■ GIVEN REQUEST A
In the listing, quote the part that opens with the line containing "list-item: 5. 定期进行眼科、肾脏和神经系统的检查，以预防糖尿病并发症的发生。" and closes with the line containing "page-title: 8岁儿童餐后血糖8.2是否正常？ (152, 53, 557, 86)", including both of those lines.

■ DOCUMENT EXCERPT

3. Results and Discussion

3.1. Emission Characteristics

A total of 79 VOC species were obtained from this study, including 28 alkanes, 9 alkenes, 15 aromatics, 17 carbonyls, 10 volatile phenols, and the specific components are shown in Supplementary Materials Table S6. It should be noted that each compound is assigned to a single category based on its dominant functional group for reactivity analysis. For example, volatile phenolic compounds are counted only as phenols and are not included within the aromatic group. Therefore, direct comparisons of VOC class dominance between this study and NMHC-focused datasets should be interpreted with caution, as differences in species coverage and classification schemes can substantially alter the apparent contribution of individual VOC classes. Figure 2 illustrates the concentration levels of different components of VOCs, the percentage contribution, and the top ten VOC species. From Figure 2a, it can be seen that the total concentration of atmospheric VOCs is 51.29 ± 10.01 ppbv, and the concentration levels of different components are in the order of volatile phenols (19.95 ± 4.50 ppbv) > carbonyls (17.90 ± 6.85 ppbv) > alkanes (9.74 ± 4.05 ppbv) > alkenes (2.29 ± 2.27 ppbv) > aromatics (1.41 ± 1.17 ppbv). As illustrated in Figure 2b, the largest proportion of volatile phenols was observed, accounting for 38.87 ± 11.57% of the total, followed by carbonyls with 34.91 ± 6.85%, and aromatics exhibited the smallest component, at 2.70 ± 1.03%.

We compared results with summer-only observational datasets that explicitly reported the measurement window. A PTR-MS study conducted in Beijing during summer 2018 reported a total VOC mixing ratio of 39.4 ppb for the targeted VOC suite, with OVOCs contributing the dominant fraction [73]. In eastern China, a 1-year GC-based dataset in urban Nanjing reported a summer minimum of 18.5 ± 14.6 ppbv [74], whereas a long-term investigation in an industrial area of Nanjing reported a summer TVOC level of 38.8 ± 10.2 ppbv [4]. In western China, a petrochemical-industrial campaign in Lanzhou during summer 2019 reported a TVOC level of 50.8 ± 46.1 ppbv [75], comparable to the present study in magnitude. In the Sichuan Basin, an urban campaign in Chengdu during summer (June–August 2019) reported an average VOC concentration of 36.63 ± 12.92 ppbv [76]. Collectively, these summer-only comparisons place our observed TVOC (51.29 ppbv) at the higher end of summer urban datasets, while the consistently high OVOC/oxygenated fraction reported for Beijing summer observations support the robustness of OVOC dominance in photochemically active periods.

■ RECORDS PROVIDED
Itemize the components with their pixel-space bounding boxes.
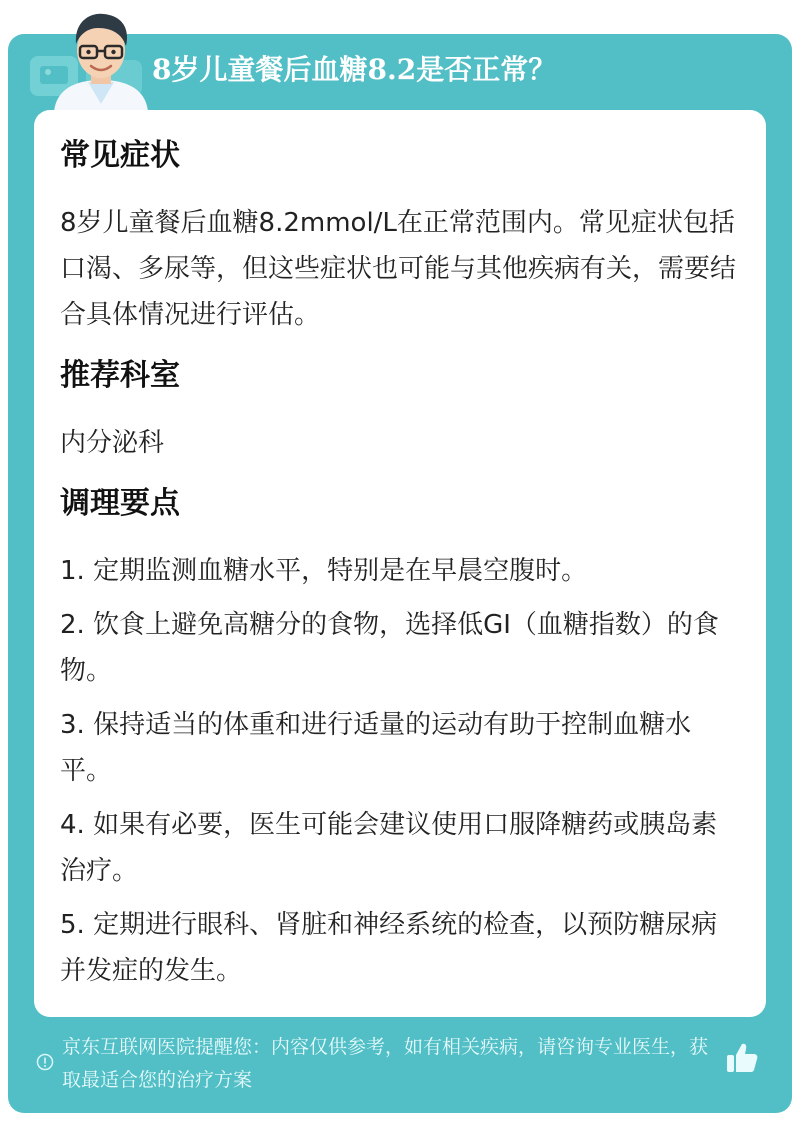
list-item: 5. 定期进行眼科、肾脏和神经系统的检查，以预防糖尿病并发症的发生。 (60, 910, 718, 986)
section-heading-care: 调理要点 (60, 486, 180, 521)
doctor-avatar (46, 8, 156, 112)
section-heading-symptoms: 常见症状 (60, 138, 180, 173)
page-title: 8岁儿童餐后血糖8.2是否正常？ (152, 53, 557, 86)
section-heading-department: 推荐科室 (60, 358, 180, 393)
thumbs-up-icon[interactable] (724, 1040, 760, 1076)
disclaimer (36, 1031, 726, 1097)
list-item: 1. 定期监测血糖水平，特别是在早晨空腹时。 (60, 556, 588, 586)
symptoms-text: 8岁儿童餐后血糖8.2mmol/L在正常范围内。常见症状包括口渴、多尿等，但这些症状也可能与其他疾病有关，需要结合具体情况进行评估。 (60, 208, 737, 330)
disclaimer-text: 京东互联网医院提醒您：内容仅供参考，如有相关疾病，请咨询专业医生，获取最适合您的治疗方案 (62, 1036, 709, 1091)
list-item: 3. 保持适当的体重和进行适量的运动有助于控制血糖水平。 (60, 710, 692, 786)
info-icon (36, 1053, 54, 1071)
list-item: 2. 饮食上避免高糖分的食物，选择低GI（血糖指数）的食物。 (60, 610, 719, 686)
content-card (34, 110, 766, 1017)
list-item: 4. 如果有必要，医生可能会建议使用口服降糖药或胰岛素治疗。 (60, 810, 718, 886)
department-text: 内分泌科 (60, 428, 165, 458)
care-list (60, 548, 740, 994)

■ GIVEN REQUEST B
According to the excerpt on atmospheric VOCs, what was the total concentration of atmospheric VOCs?

■ FULL SOLUTION A
list-item: 5. 定期进行眼科、肾脏和神经系统的检查，以预防糖尿病并发症的发生。 (60, 910, 718, 986)
section-heading-care: 调理要点 (60, 486, 180, 521)
doctor-avatar (46, 8, 156, 112)
section-heading-symptoms: 常见症状 (60, 138, 180, 173)
page-title: 8岁儿童餐后血糖8.2是否正常？ (152, 53, 557, 86)

■ FULL SOLUTION B
51.29 ± 10.01 ppbv